Excerpts from a figure dataset:
-- Start --
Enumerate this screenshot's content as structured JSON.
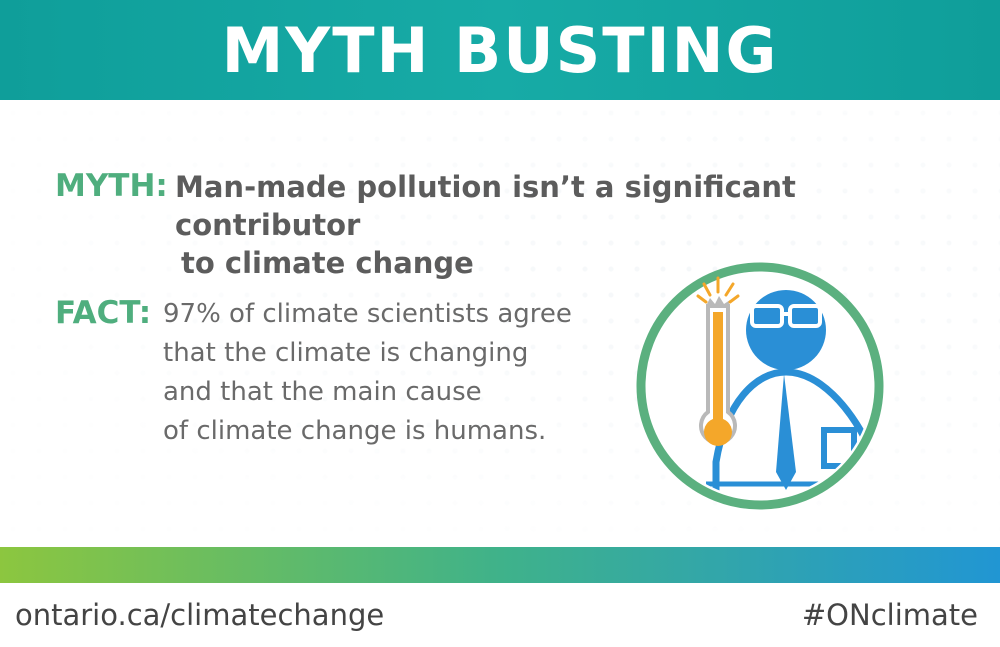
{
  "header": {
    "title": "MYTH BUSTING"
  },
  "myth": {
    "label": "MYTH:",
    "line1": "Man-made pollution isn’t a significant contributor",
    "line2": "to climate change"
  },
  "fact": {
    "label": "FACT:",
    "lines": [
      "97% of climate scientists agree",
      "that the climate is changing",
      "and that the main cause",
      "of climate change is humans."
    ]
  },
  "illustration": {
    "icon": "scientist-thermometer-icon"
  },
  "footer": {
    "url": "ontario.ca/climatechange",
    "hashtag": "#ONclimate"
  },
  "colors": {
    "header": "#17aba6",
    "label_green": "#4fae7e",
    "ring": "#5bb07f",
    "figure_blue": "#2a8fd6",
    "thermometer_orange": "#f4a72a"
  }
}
-- End --
From the listing above, print every entry precisely and drop the pictures.

(THE SOLUTION):
Enumerate this screenshot's content as structured JSON.
{
  "header": {
    "title": "MYTH BUSTING"
  },
  "myth": {
    "label": "MYTH:",
    "line1": "Man-made pollution isn’t a significant contributor",
    "line2": "to climate change"
  },
  "fact": {
    "label": "FACT:",
    "lines": [
      "97% of climate scientists agree",
      "that the climate is changing",
      "and that the main cause",
      "of climate change is humans."
    ]
  },
  "illustration": {
    "icon": "scientist-thermometer-icon"
  },
  "footer": {
    "url": "ontario.ca/climatechange",
    "hashtag": "#ONclimate"
  },
  "colors": {
    "header": "#17aba6",
    "label_green": "#4fae7e",
    "ring": "#5bb07f",
    "figure_blue": "#2a8fd6",
    "thermometer_orange": "#f4a72a"
  }
}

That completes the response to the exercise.